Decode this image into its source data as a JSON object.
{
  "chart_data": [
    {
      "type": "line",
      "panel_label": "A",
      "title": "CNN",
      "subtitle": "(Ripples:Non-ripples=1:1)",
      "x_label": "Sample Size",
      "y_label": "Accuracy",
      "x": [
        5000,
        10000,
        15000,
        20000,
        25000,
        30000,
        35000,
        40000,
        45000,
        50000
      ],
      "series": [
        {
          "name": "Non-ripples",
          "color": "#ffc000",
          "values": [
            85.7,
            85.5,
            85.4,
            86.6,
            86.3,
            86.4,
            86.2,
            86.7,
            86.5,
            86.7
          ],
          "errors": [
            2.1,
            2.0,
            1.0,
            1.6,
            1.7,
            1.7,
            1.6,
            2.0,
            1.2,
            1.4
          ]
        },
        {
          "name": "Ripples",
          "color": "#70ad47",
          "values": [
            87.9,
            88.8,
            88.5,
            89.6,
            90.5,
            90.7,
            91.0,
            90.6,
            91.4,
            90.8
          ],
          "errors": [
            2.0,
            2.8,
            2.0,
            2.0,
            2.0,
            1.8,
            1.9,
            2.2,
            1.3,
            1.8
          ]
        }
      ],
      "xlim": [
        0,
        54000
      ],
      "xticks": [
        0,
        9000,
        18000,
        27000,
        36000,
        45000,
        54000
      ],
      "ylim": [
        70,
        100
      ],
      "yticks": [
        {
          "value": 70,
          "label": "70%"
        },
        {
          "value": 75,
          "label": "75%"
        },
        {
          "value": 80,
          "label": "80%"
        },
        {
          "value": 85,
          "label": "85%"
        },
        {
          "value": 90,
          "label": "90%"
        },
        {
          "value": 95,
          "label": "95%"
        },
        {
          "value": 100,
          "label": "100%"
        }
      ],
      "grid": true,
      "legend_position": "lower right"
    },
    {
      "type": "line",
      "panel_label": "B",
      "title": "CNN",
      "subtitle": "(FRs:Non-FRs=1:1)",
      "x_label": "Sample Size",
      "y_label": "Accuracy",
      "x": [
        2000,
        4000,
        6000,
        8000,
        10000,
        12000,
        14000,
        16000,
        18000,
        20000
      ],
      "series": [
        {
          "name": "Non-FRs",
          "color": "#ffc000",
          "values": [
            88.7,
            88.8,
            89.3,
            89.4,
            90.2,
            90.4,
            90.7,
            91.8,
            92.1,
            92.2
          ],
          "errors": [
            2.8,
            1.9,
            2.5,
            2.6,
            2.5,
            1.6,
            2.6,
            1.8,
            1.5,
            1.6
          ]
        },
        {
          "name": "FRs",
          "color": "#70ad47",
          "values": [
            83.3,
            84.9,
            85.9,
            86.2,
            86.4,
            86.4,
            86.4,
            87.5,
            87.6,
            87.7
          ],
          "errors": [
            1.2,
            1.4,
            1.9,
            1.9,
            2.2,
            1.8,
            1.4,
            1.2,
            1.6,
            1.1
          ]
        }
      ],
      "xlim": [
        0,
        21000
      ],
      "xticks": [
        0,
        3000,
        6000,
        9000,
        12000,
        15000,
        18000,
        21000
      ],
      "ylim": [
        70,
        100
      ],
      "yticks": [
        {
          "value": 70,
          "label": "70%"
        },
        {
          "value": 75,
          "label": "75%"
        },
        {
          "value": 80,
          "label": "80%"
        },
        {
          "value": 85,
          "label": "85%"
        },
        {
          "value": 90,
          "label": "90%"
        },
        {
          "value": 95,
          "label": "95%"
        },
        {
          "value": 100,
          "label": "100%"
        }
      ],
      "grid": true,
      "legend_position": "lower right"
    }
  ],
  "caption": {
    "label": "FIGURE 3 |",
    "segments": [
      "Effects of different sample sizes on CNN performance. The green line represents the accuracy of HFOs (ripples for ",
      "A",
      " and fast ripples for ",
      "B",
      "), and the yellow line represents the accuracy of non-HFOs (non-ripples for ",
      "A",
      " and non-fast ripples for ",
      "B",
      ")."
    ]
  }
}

GIVEN TASK:
Copy out the whole listing exactly; please set it all down.

EXERCISE RESPONSE:
Decode this image into its source data as a JSON object.
{
  "chart_data": [
    {
      "type": "line",
      "panel_label": "A",
      "title": "CNN",
      "subtitle": "(Ripples:Non-ripples=1:1)",
      "x_label": "Sample Size",
      "y_label": "Accuracy",
      "x": [
        5000,
        10000,
        15000,
        20000,
        25000,
        30000,
        35000,
        40000,
        45000,
        50000
      ],
      "series": [
        {
          "name": "Non-ripples",
          "color": "#ffc000",
          "values": [
            85.7,
            85.5,
            85.4,
            86.6,
            86.3,
            86.4,
            86.2,
            86.7,
            86.5,
            86.7
          ],
          "errors": [
            2.1,
            2.0,
            1.0,
            1.6,
            1.7,
            1.7,
            1.6,
            2.0,
            1.2,
            1.4
          ]
        },
        {
          "name": "Ripples",
          "color": "#70ad47",
          "values": [
            87.9,
            88.8,
            88.5,
            89.6,
            90.5,
            90.7,
            91.0,
            90.6,
            91.4,
            90.8
          ],
          "errors": [
            2.0,
            2.8,
            2.0,
            2.0,
            2.0,
            1.8,
            1.9,
            2.2,
            1.3,
            1.8
          ]
        }
      ],
      "xlim": [
        0,
        54000
      ],
      "xticks": [
        0,
        9000,
        18000,
        27000,
        36000,
        45000,
        54000
      ],
      "ylim": [
        70,
        100
      ],
      "yticks": [
        {
          "value": 70,
          "label": "70%"
        },
        {
          "value": 75,
          "label": "75%"
        },
        {
          "value": 80,
          "label": "80%"
        },
        {
          "value": 85,
          "label": "85%"
        },
        {
          "value": 90,
          "label": "90%"
        },
        {
          "value": 95,
          "label": "95%"
        },
        {
          "value": 100,
          "label": "100%"
        }
      ],
      "grid": true,
      "legend_position": "lower right"
    },
    {
      "type": "line",
      "panel_label": "B",
      "title": "CNN",
      "subtitle": "(FRs:Non-FRs=1:1)",
      "x_label": "Sample Size",
      "y_label": "Accuracy",
      "x": [
        2000,
        4000,
        6000,
        8000,
        10000,
        12000,
        14000,
        16000,
        18000,
        20000
      ],
      "series": [
        {
          "name": "Non-FRs",
          "color": "#ffc000",
          "values": [
            88.7,
            88.8,
            89.3,
            89.4,
            90.2,
            90.4,
            90.7,
            91.8,
            92.1,
            92.2
          ],
          "errors": [
            2.8,
            1.9,
            2.5,
            2.6,
            2.5,
            1.6,
            2.6,
            1.8,
            1.5,
            1.6
          ]
        },
        {
          "name": "FRs",
          "color": "#70ad47",
          "values": [
            83.3,
            84.9,
            85.9,
            86.2,
            86.4,
            86.4,
            86.4,
            87.5,
            87.6,
            87.7
          ],
          "errors": [
            1.2,
            1.4,
            1.9,
            1.9,
            2.2,
            1.8,
            1.4,
            1.2,
            1.6,
            1.1
          ]
        }
      ],
      "xlim": [
        0,
        21000
      ],
      "xticks": [
        0,
        3000,
        6000,
        9000,
        12000,
        15000,
        18000,
        21000
      ],
      "ylim": [
        70,
        100
      ],
      "yticks": [
        {
          "value": 70,
          "label": "70%"
        },
        {
          "value": 75,
          "label": "75%"
        },
        {
          "value": 80,
          "label": "80%"
        },
        {
          "value": 85,
          "label": "85%"
        },
        {
          "value": 90,
          "label": "90%"
        },
        {
          "value": 95,
          "label": "95%"
        },
        {
          "value": 100,
          "label": "100%"
        }
      ],
      "grid": true,
      "legend_position": "lower right"
    }
  ],
  "caption": {
    "label": "FIGURE 3 |",
    "segments": [
      "Effects of different sample sizes on CNN performance. The green line represents the accuracy of HFOs (ripples for ",
      "A",
      " and fast ripples for ",
      "B",
      "), and the yellow line represents the accuracy of non-HFOs (non-ripples for ",
      "A",
      " and non-fast ripples for ",
      "B",
      ")."
    ]
  }
}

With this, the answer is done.